**WHAT THE EXERCISE ASKS**.
Lift out each line of the data that holds "from".

**DATA SUPPLIED**.
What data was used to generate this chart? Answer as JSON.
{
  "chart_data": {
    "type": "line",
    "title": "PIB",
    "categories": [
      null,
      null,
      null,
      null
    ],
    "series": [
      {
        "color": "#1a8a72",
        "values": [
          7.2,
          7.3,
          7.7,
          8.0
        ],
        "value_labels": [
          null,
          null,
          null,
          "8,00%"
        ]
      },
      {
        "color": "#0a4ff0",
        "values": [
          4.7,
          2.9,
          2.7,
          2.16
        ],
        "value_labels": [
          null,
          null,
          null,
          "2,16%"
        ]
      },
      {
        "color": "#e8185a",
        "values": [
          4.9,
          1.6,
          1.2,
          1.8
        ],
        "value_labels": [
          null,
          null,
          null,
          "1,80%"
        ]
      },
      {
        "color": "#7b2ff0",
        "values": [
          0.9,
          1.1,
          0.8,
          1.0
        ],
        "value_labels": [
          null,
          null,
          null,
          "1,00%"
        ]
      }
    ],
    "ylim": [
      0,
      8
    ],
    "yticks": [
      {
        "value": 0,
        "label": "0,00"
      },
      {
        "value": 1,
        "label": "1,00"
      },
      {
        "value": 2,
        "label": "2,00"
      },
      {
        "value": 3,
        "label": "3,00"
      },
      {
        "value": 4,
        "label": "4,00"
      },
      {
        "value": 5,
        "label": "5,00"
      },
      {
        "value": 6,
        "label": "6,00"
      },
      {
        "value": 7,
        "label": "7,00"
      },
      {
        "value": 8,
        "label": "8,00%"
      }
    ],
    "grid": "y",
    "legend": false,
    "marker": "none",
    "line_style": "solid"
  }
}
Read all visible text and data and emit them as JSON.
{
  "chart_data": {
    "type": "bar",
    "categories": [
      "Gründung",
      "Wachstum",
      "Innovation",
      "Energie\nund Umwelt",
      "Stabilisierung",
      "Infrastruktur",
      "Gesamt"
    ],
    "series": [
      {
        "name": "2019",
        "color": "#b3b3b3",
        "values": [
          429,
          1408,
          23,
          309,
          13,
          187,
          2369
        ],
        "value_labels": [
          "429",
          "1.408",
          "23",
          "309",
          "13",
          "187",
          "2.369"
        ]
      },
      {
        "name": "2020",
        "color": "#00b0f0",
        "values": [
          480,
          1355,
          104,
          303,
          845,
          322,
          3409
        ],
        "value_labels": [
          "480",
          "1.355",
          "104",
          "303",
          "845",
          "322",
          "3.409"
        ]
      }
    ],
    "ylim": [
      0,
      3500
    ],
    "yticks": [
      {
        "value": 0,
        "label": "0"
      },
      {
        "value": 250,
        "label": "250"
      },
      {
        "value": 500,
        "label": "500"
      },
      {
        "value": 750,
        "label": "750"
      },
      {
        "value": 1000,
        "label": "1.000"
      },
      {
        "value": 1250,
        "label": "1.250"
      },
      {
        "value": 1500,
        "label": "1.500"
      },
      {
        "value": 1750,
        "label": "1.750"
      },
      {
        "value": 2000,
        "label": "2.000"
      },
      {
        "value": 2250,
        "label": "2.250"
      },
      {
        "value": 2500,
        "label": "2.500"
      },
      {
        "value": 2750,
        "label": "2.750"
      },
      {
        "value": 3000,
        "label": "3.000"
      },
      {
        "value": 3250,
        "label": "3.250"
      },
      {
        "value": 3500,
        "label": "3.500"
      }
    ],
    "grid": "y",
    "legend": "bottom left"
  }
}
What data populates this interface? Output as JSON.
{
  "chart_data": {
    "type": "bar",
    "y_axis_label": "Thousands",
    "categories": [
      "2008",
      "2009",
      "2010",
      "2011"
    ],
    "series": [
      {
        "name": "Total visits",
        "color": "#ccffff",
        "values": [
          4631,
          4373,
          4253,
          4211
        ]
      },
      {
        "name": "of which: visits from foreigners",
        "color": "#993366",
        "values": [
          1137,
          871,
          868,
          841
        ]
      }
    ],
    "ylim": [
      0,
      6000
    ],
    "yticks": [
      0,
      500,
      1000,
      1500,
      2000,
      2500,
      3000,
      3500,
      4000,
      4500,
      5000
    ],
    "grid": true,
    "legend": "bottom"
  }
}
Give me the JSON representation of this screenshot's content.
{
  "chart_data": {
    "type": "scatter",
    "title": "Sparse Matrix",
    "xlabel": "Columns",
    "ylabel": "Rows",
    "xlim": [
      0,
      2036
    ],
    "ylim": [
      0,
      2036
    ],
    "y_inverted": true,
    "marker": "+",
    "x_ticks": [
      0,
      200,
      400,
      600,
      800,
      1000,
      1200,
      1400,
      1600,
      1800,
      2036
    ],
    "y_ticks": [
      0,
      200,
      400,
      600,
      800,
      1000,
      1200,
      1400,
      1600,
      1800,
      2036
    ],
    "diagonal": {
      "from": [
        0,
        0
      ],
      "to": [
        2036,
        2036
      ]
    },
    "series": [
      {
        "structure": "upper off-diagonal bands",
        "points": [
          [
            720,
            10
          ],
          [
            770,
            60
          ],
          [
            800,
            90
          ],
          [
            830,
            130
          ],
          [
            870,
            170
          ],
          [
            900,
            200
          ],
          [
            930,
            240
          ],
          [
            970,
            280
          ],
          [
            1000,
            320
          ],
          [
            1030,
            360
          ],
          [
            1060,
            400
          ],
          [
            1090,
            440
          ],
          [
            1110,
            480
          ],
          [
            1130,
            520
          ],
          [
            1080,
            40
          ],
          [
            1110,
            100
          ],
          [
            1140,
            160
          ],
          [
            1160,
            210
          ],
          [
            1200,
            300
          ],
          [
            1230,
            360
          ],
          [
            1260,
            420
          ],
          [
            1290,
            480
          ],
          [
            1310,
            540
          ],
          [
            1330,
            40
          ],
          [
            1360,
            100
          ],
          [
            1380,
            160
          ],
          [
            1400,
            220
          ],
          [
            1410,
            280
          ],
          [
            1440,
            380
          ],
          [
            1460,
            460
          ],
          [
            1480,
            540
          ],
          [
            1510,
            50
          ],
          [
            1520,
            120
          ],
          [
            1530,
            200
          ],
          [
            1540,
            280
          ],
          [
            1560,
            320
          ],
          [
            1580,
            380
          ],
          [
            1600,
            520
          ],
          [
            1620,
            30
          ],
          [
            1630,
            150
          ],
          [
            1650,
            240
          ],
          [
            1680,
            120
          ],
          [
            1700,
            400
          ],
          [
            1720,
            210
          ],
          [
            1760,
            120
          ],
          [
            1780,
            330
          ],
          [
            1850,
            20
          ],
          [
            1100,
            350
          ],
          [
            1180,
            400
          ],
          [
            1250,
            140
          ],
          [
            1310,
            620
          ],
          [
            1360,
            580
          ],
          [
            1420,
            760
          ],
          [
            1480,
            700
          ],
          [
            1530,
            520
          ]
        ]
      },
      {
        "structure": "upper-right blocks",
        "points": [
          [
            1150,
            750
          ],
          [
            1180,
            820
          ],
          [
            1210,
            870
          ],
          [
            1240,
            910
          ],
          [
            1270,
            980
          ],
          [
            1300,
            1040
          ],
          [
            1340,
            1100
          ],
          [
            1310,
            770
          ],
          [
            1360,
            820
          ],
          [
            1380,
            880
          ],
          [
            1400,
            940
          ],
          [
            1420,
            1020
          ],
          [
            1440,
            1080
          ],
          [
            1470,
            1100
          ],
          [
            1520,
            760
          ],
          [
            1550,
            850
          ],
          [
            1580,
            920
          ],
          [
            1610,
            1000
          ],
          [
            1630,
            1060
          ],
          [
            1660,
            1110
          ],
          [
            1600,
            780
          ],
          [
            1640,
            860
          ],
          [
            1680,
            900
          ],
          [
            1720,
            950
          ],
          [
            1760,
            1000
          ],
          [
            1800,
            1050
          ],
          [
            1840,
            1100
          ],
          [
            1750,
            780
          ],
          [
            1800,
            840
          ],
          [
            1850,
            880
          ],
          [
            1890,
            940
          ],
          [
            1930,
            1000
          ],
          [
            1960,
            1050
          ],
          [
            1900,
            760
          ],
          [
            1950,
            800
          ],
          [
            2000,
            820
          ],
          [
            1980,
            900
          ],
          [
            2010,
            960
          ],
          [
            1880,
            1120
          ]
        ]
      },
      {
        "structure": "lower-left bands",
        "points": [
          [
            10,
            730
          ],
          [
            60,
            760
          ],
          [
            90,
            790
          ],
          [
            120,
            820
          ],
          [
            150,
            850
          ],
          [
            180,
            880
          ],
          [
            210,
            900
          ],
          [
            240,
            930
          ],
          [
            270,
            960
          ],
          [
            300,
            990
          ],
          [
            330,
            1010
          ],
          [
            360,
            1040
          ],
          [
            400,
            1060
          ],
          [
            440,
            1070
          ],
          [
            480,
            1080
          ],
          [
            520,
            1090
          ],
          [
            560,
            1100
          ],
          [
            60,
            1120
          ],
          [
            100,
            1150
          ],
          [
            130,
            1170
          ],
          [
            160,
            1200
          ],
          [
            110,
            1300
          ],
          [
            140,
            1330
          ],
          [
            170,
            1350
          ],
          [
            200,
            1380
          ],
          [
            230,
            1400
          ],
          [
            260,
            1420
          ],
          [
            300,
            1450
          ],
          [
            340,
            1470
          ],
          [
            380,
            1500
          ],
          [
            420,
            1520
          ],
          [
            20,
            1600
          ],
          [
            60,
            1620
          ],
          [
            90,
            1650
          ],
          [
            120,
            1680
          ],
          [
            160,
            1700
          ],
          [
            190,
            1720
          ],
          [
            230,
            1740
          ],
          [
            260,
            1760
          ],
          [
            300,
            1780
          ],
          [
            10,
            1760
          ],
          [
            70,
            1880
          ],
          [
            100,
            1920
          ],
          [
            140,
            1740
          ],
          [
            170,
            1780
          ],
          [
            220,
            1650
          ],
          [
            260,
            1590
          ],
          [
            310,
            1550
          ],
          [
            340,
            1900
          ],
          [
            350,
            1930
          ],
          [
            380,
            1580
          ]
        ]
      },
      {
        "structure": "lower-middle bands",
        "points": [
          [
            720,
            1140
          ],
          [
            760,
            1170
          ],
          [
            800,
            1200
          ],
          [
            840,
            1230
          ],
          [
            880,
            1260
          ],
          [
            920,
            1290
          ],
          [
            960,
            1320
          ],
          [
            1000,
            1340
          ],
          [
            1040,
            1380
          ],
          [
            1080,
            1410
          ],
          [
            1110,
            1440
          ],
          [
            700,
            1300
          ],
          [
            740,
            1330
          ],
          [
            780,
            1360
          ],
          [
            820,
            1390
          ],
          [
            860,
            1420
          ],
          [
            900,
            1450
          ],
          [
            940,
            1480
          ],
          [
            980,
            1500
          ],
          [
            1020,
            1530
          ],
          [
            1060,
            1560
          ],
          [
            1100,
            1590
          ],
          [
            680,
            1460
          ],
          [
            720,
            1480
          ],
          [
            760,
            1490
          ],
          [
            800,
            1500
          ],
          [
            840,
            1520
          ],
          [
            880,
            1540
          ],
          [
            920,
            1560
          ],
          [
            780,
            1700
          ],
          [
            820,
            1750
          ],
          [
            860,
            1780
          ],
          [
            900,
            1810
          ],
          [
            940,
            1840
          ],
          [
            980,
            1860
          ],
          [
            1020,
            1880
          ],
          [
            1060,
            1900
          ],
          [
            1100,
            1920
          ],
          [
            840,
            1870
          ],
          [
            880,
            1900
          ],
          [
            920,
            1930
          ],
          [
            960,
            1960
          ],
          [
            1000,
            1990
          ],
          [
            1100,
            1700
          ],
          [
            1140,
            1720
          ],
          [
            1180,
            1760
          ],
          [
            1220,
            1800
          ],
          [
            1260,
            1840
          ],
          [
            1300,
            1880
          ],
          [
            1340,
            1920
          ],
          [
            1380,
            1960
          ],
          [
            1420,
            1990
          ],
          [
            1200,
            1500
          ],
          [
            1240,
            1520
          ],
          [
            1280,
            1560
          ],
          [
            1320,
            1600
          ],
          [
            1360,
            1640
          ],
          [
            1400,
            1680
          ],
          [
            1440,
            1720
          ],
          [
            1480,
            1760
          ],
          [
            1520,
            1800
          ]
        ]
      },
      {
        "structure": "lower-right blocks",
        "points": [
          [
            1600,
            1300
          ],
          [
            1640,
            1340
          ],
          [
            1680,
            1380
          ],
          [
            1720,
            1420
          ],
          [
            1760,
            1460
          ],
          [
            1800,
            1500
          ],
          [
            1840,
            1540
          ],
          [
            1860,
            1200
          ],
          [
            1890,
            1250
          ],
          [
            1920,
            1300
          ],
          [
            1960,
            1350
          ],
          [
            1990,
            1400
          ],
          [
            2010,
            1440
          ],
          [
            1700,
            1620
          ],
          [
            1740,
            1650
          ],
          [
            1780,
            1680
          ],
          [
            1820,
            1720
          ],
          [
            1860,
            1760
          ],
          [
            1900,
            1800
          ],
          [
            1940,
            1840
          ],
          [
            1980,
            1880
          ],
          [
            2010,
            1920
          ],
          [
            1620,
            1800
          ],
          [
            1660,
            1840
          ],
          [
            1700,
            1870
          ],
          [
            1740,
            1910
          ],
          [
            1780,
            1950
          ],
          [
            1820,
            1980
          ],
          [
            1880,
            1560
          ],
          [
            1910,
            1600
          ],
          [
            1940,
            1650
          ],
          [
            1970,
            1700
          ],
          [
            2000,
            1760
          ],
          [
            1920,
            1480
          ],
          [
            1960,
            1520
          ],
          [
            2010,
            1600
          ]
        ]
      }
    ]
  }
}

**RESULT OF THE TASK**.
        "name": "of which: visits from foreigners",
      "from": [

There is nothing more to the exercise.